Data entries:
— Start —
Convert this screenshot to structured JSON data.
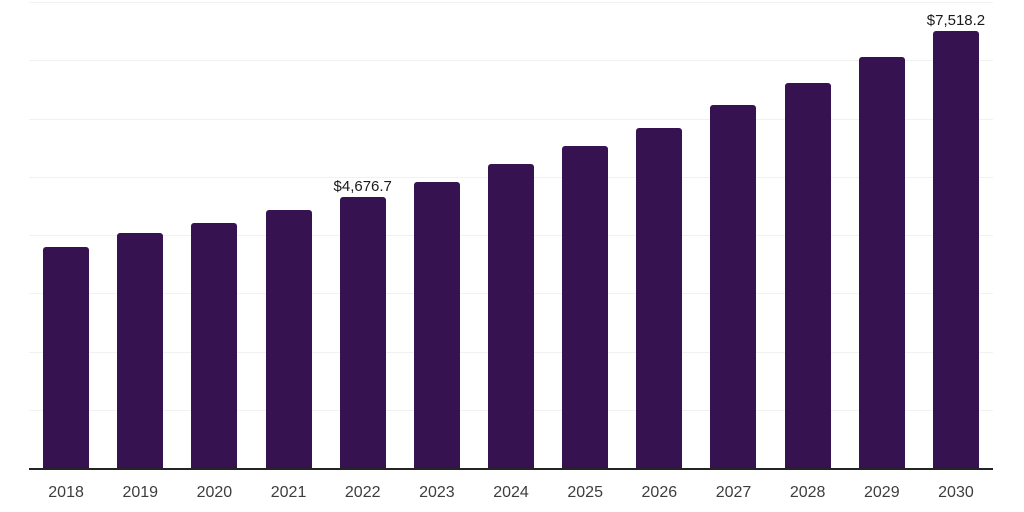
{
  "chart_data": {
    "type": "bar",
    "title": "",
    "xlabel": "",
    "ylabel": "",
    "categories": [
      "2018",
      "2019",
      "2020",
      "2021",
      "2022",
      "2023",
      "2024",
      "2025",
      "2026",
      "2027",
      "2028",
      "2029",
      "2030"
    ],
    "values": [
      3810,
      4050,
      4220,
      4440,
      4676.7,
      4935,
      5240,
      5545,
      5860,
      6255,
      6630,
      7070,
      7518.2
    ],
    "value_labels": [
      "",
      "",
      "",
      "",
      "$4,676.7",
      "",
      "",
      "",
      "",
      "",
      "",
      "",
      "$7,518.2"
    ],
    "ylim": [
      0,
      8000
    ],
    "gridline_step": 1000,
    "grid": true,
    "legend": false,
    "colors": {
      "bar": "#371250",
      "axis_line": "#242424",
      "gridline": "#f1f1f1",
      "tick_label": "#3d3d3d",
      "value_label": "#1a1a1a",
      "background": "#ffffff"
    }
  }
}
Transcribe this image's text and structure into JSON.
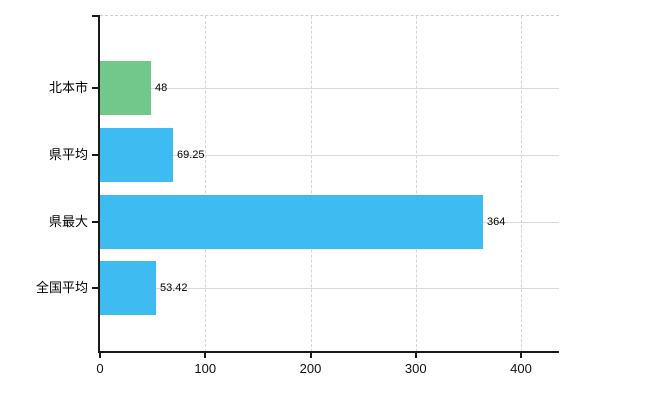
{
  "chart_data": {
    "type": "bar",
    "orientation": "horizontal",
    "title": "",
    "xlabel": "",
    "ylabel": "",
    "categories": [
      "北本市",
      "県平均",
      "県最大",
      "全国平均"
    ],
    "values": [
      48,
      69.25,
      364,
      53.42
    ],
    "value_labels": [
      "48",
      "69.25",
      "364",
      "53.42"
    ],
    "bar_colors": [
      "#72c88a",
      "#3ebbf0",
      "#3ebbf0",
      "#3ebbf0"
    ],
    "x_ticks": [
      0,
      100,
      200,
      300,
      400
    ],
    "x_tick_labels": [
      "0",
      "100",
      "200",
      "300",
      "400"
    ],
    "xlim": [
      0,
      437
    ],
    "grid": true,
    "legend_position": "none"
  },
  "colors": {
    "highlight_bar": "#72c88a",
    "default_bar": "#3ebbf0",
    "axis": "#1a1a1a",
    "grid_horizontal": "#d6dcd6",
    "grid_vertical": "#d9d3d6",
    "label_text": "#000000",
    "background": "#ffffff"
  }
}
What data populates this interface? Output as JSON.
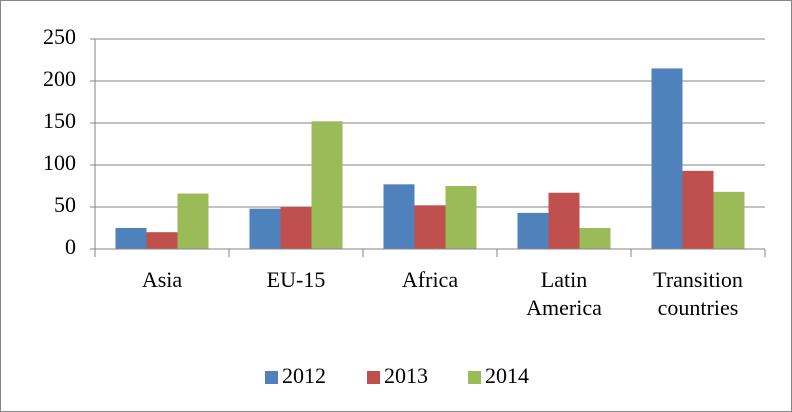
{
  "chart_data": {
    "type": "bar",
    "categories": [
      "Asia",
      "EU-15",
      "Africa",
      "Latin America",
      "Transition countries"
    ],
    "series": [
      {
        "name": "2012",
        "color": "#4f81bd",
        "values": [
          25,
          48,
          77,
          43,
          215
        ]
      },
      {
        "name": "2013",
        "color": "#c0504d",
        "values": [
          20,
          50,
          52,
          67,
          93
        ]
      },
      {
        "name": "2014",
        "color": "#9bbb59",
        "values": [
          66,
          152,
          75,
          25,
          68
        ]
      }
    ],
    "ylim": [
      0,
      250
    ],
    "yticks": [
      0,
      50,
      100,
      150,
      200,
      250
    ],
    "grid": true,
    "legend": "bottom"
  }
}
— End —
Exercise objective:
The pictures in the entries should be left out; output everything else exactly.

Solution for this problem:
Convert this screenshot to structured JSON data.
{
  "chart_data": {
    "type": "bar",
    "title": "",
    "xlabel": "",
    "ylabel": "",
    "categories": [
      "2018",
      "2019",
      "2020",
      "2021",
      "2022",
      "2023",
      "2024",
      "2025",
      "2026",
      "2027",
      "2028",
      "2029",
      "2030"
    ],
    "values": [
      3810,
      4050,
      4220,
      4440,
      4676.7,
      4935,
      5240,
      5545,
      5860,
      6255,
      6630,
      7070,
      7518.2
    ],
    "value_labels": [
      "",
      "",
      "",
      "",
      "$4,676.7",
      "",
      "",
      "",
      "",
      "",
      "",
      "",
      "$7,518.2"
    ],
    "ylim": [
      0,
      8000
    ],
    "gridline_step": 1000,
    "grid": true,
    "legend": false,
    "colors": {
      "bar": "#371250",
      "axis_line": "#242424",
      "gridline": "#f1f1f1",
      "tick_label": "#3d3d3d",
      "value_label": "#1a1a1a",
      "background": "#ffffff"
    }
  }
}
Transcribe this image's text and structure into JSON.
{
  "chart_data": {
    "type": "bar",
    "orientation": "horizontal",
    "title": "",
    "xlabel": "",
    "ylabel": "",
    "categories": [
      "北本市",
      "県平均",
      "県最大",
      "全国平均"
    ],
    "values": [
      48,
      69.25,
      364,
      53.42
    ],
    "value_labels": [
      "48",
      "69.25",
      "364",
      "53.42"
    ],
    "bar_colors": [
      "#72c88a",
      "#3ebbf0",
      "#3ebbf0",
      "#3ebbf0"
    ],
    "x_ticks": [
      0,
      100,
      200,
      300,
      400
    ],
    "x_tick_labels": [
      "0",
      "100",
      "200",
      "300",
      "400"
    ],
    "xlim": [
      0,
      437
    ],
    "grid": true,
    "legend_position": "none"
  },
  "colors": {
    "highlight_bar": "#72c88a",
    "default_bar": "#3ebbf0",
    "axis": "#1a1a1a",
    "grid_horizontal": "#d6dcd6",
    "grid_vertical": "#d9d3d6",
    "label_text": "#000000",
    "background": "#ffffff"
  }
}
What data populates this interface? Output as JSON.
{
  "chart_data": {
    "type": "bar",
    "categories": [
      "Asia",
      "EU-15",
      "Africa",
      "Latin America",
      "Transition countries"
    ],
    "series": [
      {
        "name": "2012",
        "color": "#4f81bd",
        "values": [
          25,
          48,
          77,
          43,
          215
        ]
      },
      {
        "name": "2013",
        "color": "#c0504d",
        "values": [
          20,
          50,
          52,
          67,
          93
        ]
      },
      {
        "name": "2014",
        "color": "#9bbb59",
        "values": [
          66,
          152,
          75,
          25,
          68
        ]
      }
    ],
    "ylim": [
      0,
      250
    ],
    "yticks": [
      0,
      50,
      100,
      150,
      200,
      250
    ],
    "grid": true,
    "legend": "bottom"
  }
}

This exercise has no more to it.